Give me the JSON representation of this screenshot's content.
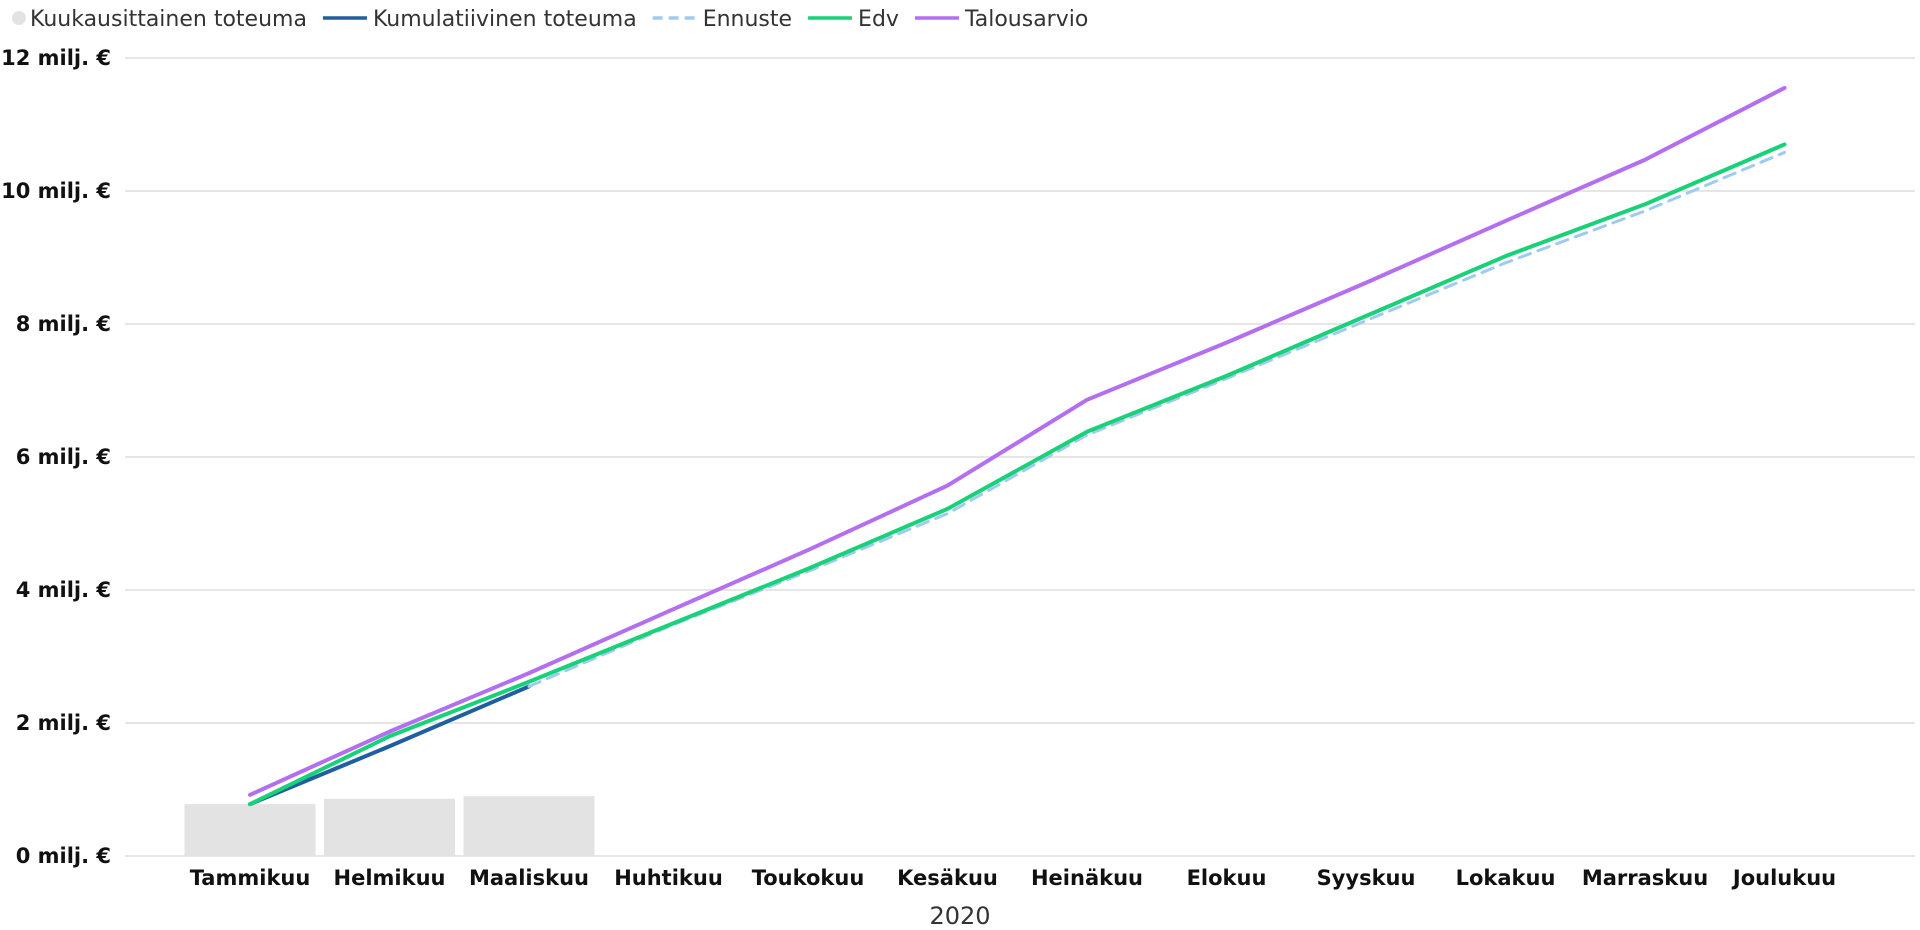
{
  "chart_data": {
    "type": "line",
    "legend_position": "top-left",
    "grid": true,
    "xlabel": "2020",
    "ylabel": "",
    "categories": [
      "Tammikuu",
      "Helmikuu",
      "Maaliskuu",
      "Huhtikuu",
      "Toukokuu",
      "Kesäkuu",
      "Heinäkuu",
      "Elokuu",
      "Syyskuu",
      "Lokakuu",
      "Marraskuu",
      "Joulukuu"
    ],
    "ylim": [
      0,
      12
    ],
    "yticks": [
      {
        "value": 0,
        "label": "0 milj. €"
      },
      {
        "value": 2,
        "label": "2 milj. €"
      },
      {
        "value": 4,
        "label": "4 milj. €"
      },
      {
        "value": 6,
        "label": "6 milj. €"
      },
      {
        "value": 8,
        "label": "8 milj. €"
      },
      {
        "value": 10,
        "label": "10 milj. €"
      },
      {
        "value": 12,
        "label": "12 milj. €"
      }
    ],
    "series": [
      {
        "name": "Kuukausittainen toteuma",
        "kind": "bar",
        "color": "#e3e3e3",
        "values": [
          0.78,
          0.86,
          0.9,
          null,
          null,
          null,
          null,
          null,
          null,
          null,
          null,
          null
        ]
      },
      {
        "name": "Kumulatiivinen toteuma",
        "kind": "line",
        "color": "#1f5fa0",
        "dashed": false,
        "values": [
          0.78,
          1.65,
          2.55,
          null,
          null,
          null,
          null,
          null,
          null,
          null,
          null,
          null
        ]
      },
      {
        "name": "Ennuste",
        "kind": "line",
        "color": "#9fcbf0",
        "dashed": true,
        "values": [
          null,
          null,
          2.55,
          3.45,
          4.28,
          5.15,
          6.33,
          7.18,
          8.05,
          8.92,
          9.7,
          10.58
        ]
      },
      {
        "name": "Edv",
        "kind": "line",
        "color": "#19d178",
        "dashed": false,
        "values": [
          0.78,
          1.8,
          2.62,
          3.47,
          4.32,
          5.22,
          6.38,
          7.22,
          8.12,
          9.02,
          9.8,
          10.7
        ]
      },
      {
        "name": "Talousarvio",
        "kind": "line",
        "color": "#b36ff0",
        "dashed": false,
        "values": [
          0.92,
          1.87,
          2.75,
          3.68,
          4.6,
          5.57,
          6.86,
          7.72,
          8.62,
          9.55,
          10.47,
          11.55
        ]
      }
    ]
  }
}
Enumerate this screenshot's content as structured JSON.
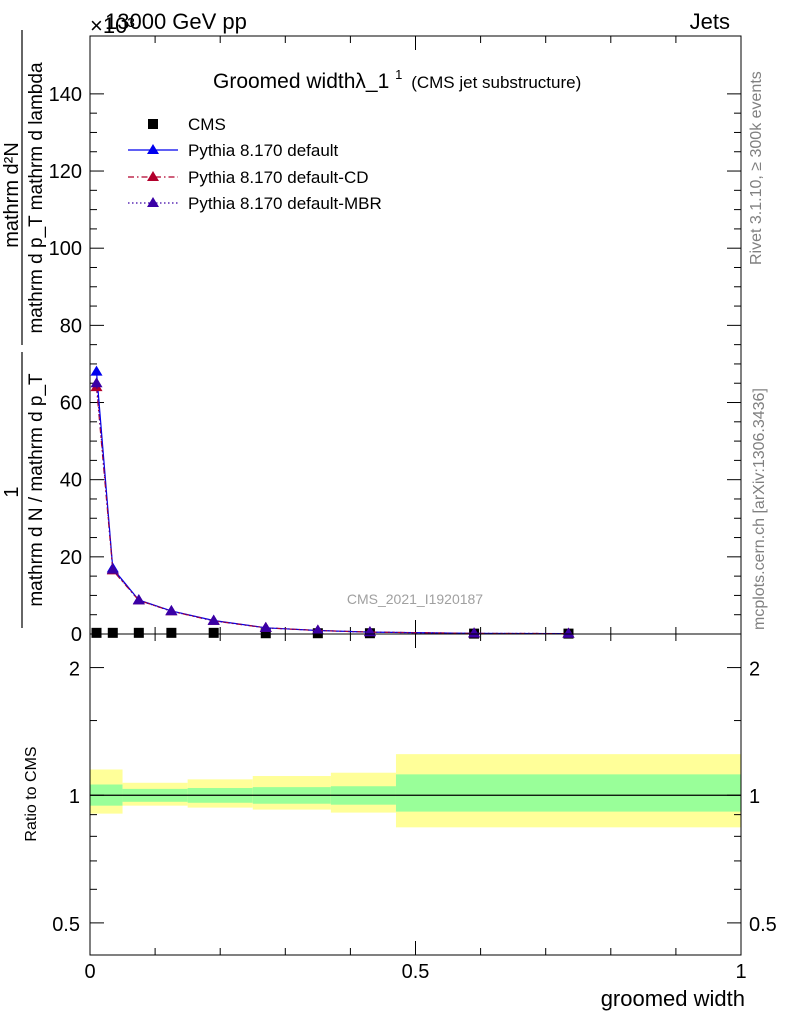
{
  "header": {
    "energy_label": "13000 GeV pp",
    "process_label": "Jets",
    "exponent_label": "×10³",
    "rivet_label": "Rivet 3.1.10, ≥ 300k events",
    "mcplots_label": "mcplots.cern.ch [arXiv:1306.3436]",
    "analysis_id": "CMS_2021_I1920187"
  },
  "chart_data": [
    {
      "type": "line",
      "title_main": "Groomed widthλ_1",
      "title_sup": "1",
      "title_suffix": "(CMS jet substructure)",
      "ylabel": "1 / (mathrm d N / mathrm d p_T) · mathrm d²N / (mathrm d p_T mathrm d lambda)",
      "ylabel_top_num": "1",
      "ylabel_top_den": "mathrm d N / mathrm d p_T",
      "ylabel_right_num": "mathrm d²N",
      "ylabel_right_den": "mathrm d p_T mathrm d lambda",
      "xlim": [
        0,
        1
      ],
      "ylim": [
        0,
        155
      ],
      "y_ticks": [
        0,
        20,
        40,
        60,
        80,
        100,
        120,
        140
      ],
      "y_tick_labels": [
        "0",
        "20",
        "40",
        "60",
        "80",
        "100",
        "120",
        "140"
      ],
      "x": [
        0.01,
        0.035,
        0.075,
        0.125,
        0.19,
        0.27,
        0.35,
        0.43,
        0.59,
        0.735
      ],
      "series": [
        {
          "name": "CMS",
          "style": "square",
          "color": "#000000",
          "values": [
            0.3,
            0.3,
            0.3,
            0.3,
            0.3,
            0.2,
            0.2,
            0.2,
            0.1,
            0.1
          ]
        },
        {
          "name": "Pythia 8.170 default",
          "style": "solid",
          "color": "#0000ee",
          "values": [
            68,
            17,
            8.8,
            6.0,
            3.5,
            1.6,
            0.9,
            0.5,
            0.15,
            0.1
          ]
        },
        {
          "name": "Pythia 8.170 default-CD",
          "style": "dashdot",
          "color": "#b2002c",
          "values": [
            64,
            16.5,
            8.7,
            5.9,
            3.4,
            1.6,
            0.9,
            0.5,
            0.15,
            0.1
          ]
        },
        {
          "name": "Pythia 8.170 default-MBR",
          "style": "dotted",
          "color": "#3a00a6",
          "values": [
            65,
            16.7,
            8.7,
            5.9,
            3.4,
            1.6,
            0.9,
            0.5,
            0.15,
            0.1
          ]
        }
      ]
    },
    {
      "type": "area",
      "ylabel": "Ratio to CMS",
      "xlabel": "groomed width",
      "xlim": [
        0,
        1
      ],
      "ylim": [
        0.42,
        2.4
      ],
      "scale": "log",
      "y_ticks": [
        0.5,
        1,
        2
      ],
      "y_tick_labels": [
        "0.5",
        "1",
        "2"
      ],
      "x_ticks": [
        0,
        0.5,
        1
      ],
      "x_tick_labels": [
        "0",
        "0.5",
        "1"
      ],
      "bins": [
        {
          "x0": 0.0,
          "x1": 0.05,
          "stat_lo": 0.945,
          "stat_hi": 1.06,
          "tot_lo": 0.905,
          "tot_hi": 1.15
        },
        {
          "x0": 0.05,
          "x1": 0.15,
          "stat_lo": 0.965,
          "stat_hi": 1.035,
          "tot_lo": 0.945,
          "tot_hi": 1.07
        },
        {
          "x0": 0.15,
          "x1": 0.25,
          "stat_lo": 0.96,
          "stat_hi": 1.04,
          "tot_lo": 0.935,
          "tot_hi": 1.09
        },
        {
          "x0": 0.25,
          "x1": 0.37,
          "stat_lo": 0.955,
          "stat_hi": 1.045,
          "tot_lo": 0.925,
          "tot_hi": 1.11
        },
        {
          "x0": 0.37,
          "x1": 0.47,
          "stat_lo": 0.95,
          "stat_hi": 1.05,
          "tot_lo": 0.91,
          "tot_hi": 1.13
        },
        {
          "x0": 0.47,
          "x1": 1.0,
          "stat_lo": 0.915,
          "stat_hi": 1.12,
          "tot_lo": 0.84,
          "tot_hi": 1.25
        }
      ],
      "reference": 1,
      "band_colors": {
        "stat": "#99ff99",
        "total": "#ffff99"
      }
    }
  ]
}
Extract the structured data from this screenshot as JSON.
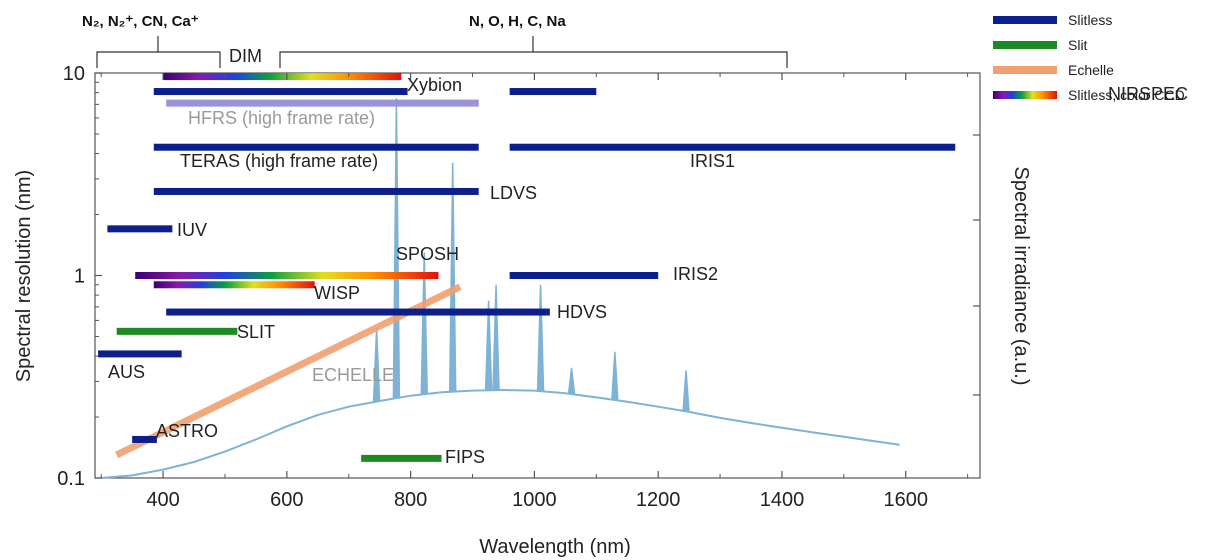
{
  "chart_data": {
    "type": "line",
    "xlabel": "Wavelength (nm)",
    "ylabel": "Spectral resolution (nm)",
    "y2label": "Spectral irradiance (a.u.)",
    "xlim": [
      290,
      1720
    ],
    "ylim": [
      0.1,
      10
    ],
    "yscale": "log",
    "x_ticks": [
      "400",
      "600",
      "800",
      "1000",
      "1200",
      "1400",
      "1600"
    ],
    "y_ticks": [
      "0.1",
      "1",
      "10"
    ],
    "grid": false,
    "legend_position": "top-right",
    "colors": {
      "slitless": "#0c1f8c",
      "slit": "#1e8a22",
      "echelle": "#f0a070",
      "hfrs": "#9b93d8",
      "spectrum": "#7fb3d5"
    },
    "legend": [
      {
        "label": "Slitless",
        "kind": "slitless"
      },
      {
        "label": "Slit",
        "kind": "slit"
      },
      {
        "label": "Echelle",
        "kind": "echelle"
      },
      {
        "label": "Slitless, color CCD",
        "kind": "color"
      }
    ],
    "series": [
      {
        "name": "Xybion",
        "kind": "color",
        "x0": 400,
        "x1": 785,
        "y": 9.6
      },
      {
        "name": "",
        "kind": "slitless",
        "x0": 385,
        "x1": 795,
        "y": 8.1
      },
      {
        "name": "NIRSPEC",
        "kind": "slitless",
        "x0": 960,
        "x1": 1100,
        "y": 8.1
      },
      {
        "name": "HFRS (high frame rate)",
        "kind": "hfrs",
        "x0": 405,
        "x1": 910,
        "y": 7.1
      },
      {
        "name": "TERAS (high frame rate)",
        "kind": "slitless",
        "x0": 385,
        "x1": 910,
        "y": 4.3
      },
      {
        "name": "IRIS1",
        "kind": "slitless",
        "x0": 960,
        "x1": 1680,
        "y": 4.3
      },
      {
        "name": "LDVS",
        "kind": "slitless",
        "x0": 385,
        "x1": 910,
        "y": 2.6
      },
      {
        "name": "IUV",
        "kind": "slitless",
        "x0": 310,
        "x1": 415,
        "y": 1.7
      },
      {
        "name": "SPOSH",
        "kind": "color",
        "x0": 355,
        "x1": 845,
        "y": 1.0
      },
      {
        "name": "IRIS2",
        "kind": "slitless",
        "x0": 960,
        "x1": 1200,
        "y": 1.0
      },
      {
        "name": "WISP",
        "kind": "color",
        "x0": 385,
        "x1": 645,
        "y": 0.9
      },
      {
        "name": "HDVS",
        "kind": "slitless",
        "x0": 405,
        "x1": 1025,
        "y": 0.66
      },
      {
        "name": "SLIT",
        "kind": "slit",
        "x0": 325,
        "x1": 520,
        "y": 0.53
      },
      {
        "name": "AUS",
        "kind": "slitless",
        "x0": 295,
        "x1": 430,
        "y": 0.41
      },
      {
        "name": "ASTRO",
        "kind": "slitless",
        "x0": 350,
        "x1": 390,
        "y": 0.155
      },
      {
        "name": "FIPS",
        "kind": "slit",
        "x0": 720,
        "x1": 850,
        "y": 0.125
      }
    ],
    "echelle": {
      "name": "ECHELLE",
      "x": [
        325,
        880
      ],
      "y": [
        0.13,
        0.88
      ]
    },
    "spectrum": {
      "x": [
        300,
        350,
        400,
        450,
        500,
        550,
        600,
        650,
        700,
        750,
        800,
        850,
        900,
        950,
        1000,
        1050,
        1100,
        1150,
        1200,
        1250,
        1300,
        1350,
        1400,
        1450,
        1500,
        1550,
        1590
      ],
      "y": [
        0.1,
        0.103,
        0.11,
        0.12,
        0.135,
        0.155,
        0.18,
        0.205,
        0.225,
        0.24,
        0.255,
        0.265,
        0.27,
        0.272,
        0.27,
        0.262,
        0.25,
        0.238,
        0.225,
        0.212,
        0.198,
        0.187,
        0.177,
        0.168,
        0.16,
        0.152,
        0.146
      ],
      "peaks": [
        {
          "x": 777,
          "h": 7.5
        },
        {
          "x": 822,
          "h": 1.3
        },
        {
          "x": 868,
          "h": 3.6
        },
        {
          "x": 926,
          "h": 0.75
        },
        {
          "x": 938,
          "h": 0.9
        },
        {
          "x": 1010,
          "h": 0.9
        },
        {
          "x": 745,
          "h": 0.55
        },
        {
          "x": 1130,
          "h": 0.42
        },
        {
          "x": 1245,
          "h": 0.34
        },
        {
          "x": 1060,
          "h": 0.35
        }
      ]
    },
    "top_brackets": [
      {
        "label": "N₂, N₂⁺, CN, Ca⁺",
        "x0": 295,
        "x1": 500
      },
      {
        "label": "DIM",
        "x0": 0,
        "x1": 0
      },
      {
        "label": "N, O, H, C, Na",
        "x0": 610,
        "x1": 1400
      }
    ]
  }
}
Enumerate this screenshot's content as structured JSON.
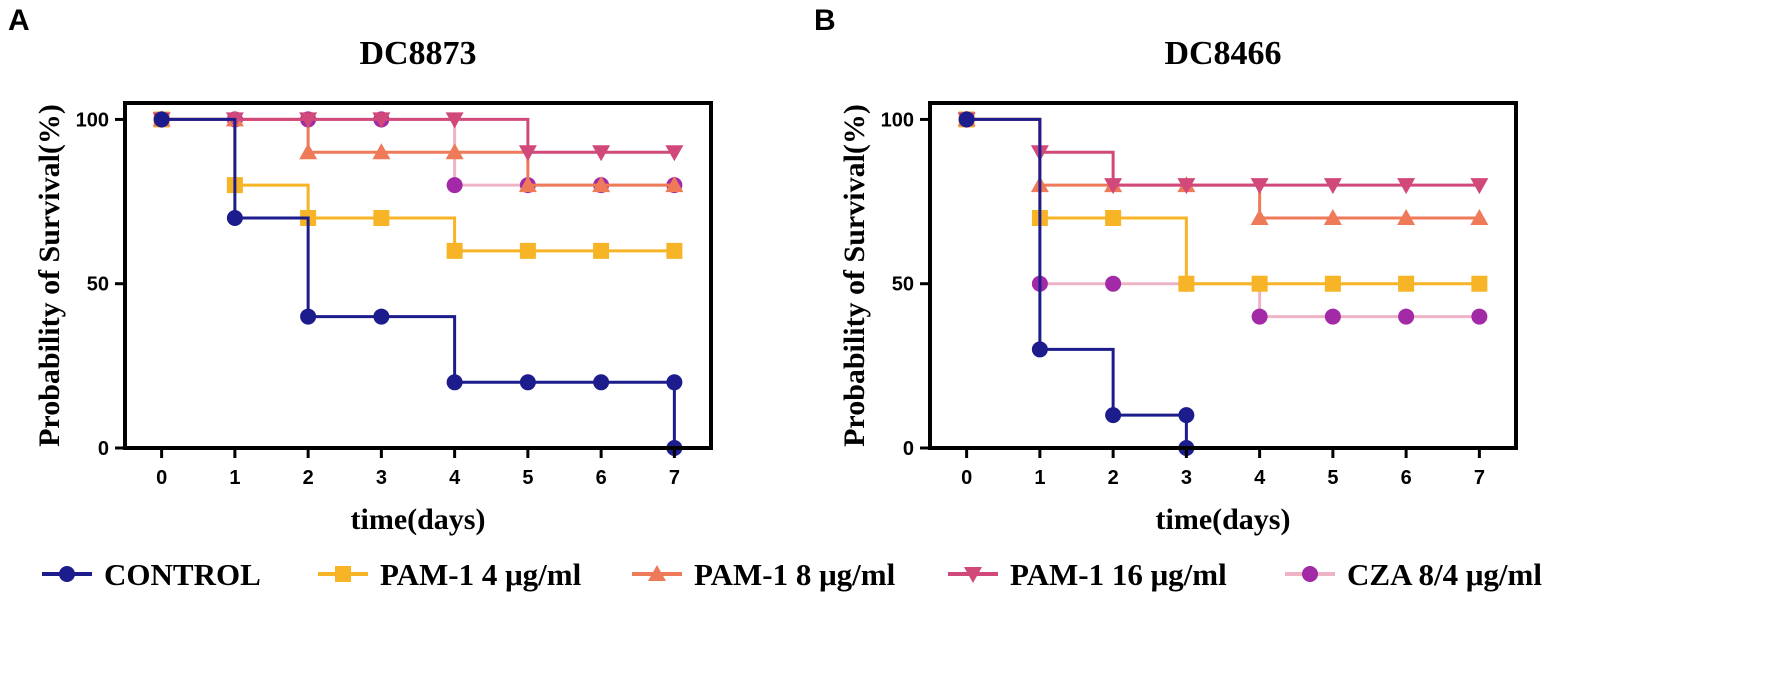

WRITTEN INSTRUCTION:
Search the entries for "toteuma" and copy out each line that has it.

SOLUTION TO THIS TASK:
        "name": "Kuukausittainen toteuma",
        "name": "Kumulatiivinen toteuma",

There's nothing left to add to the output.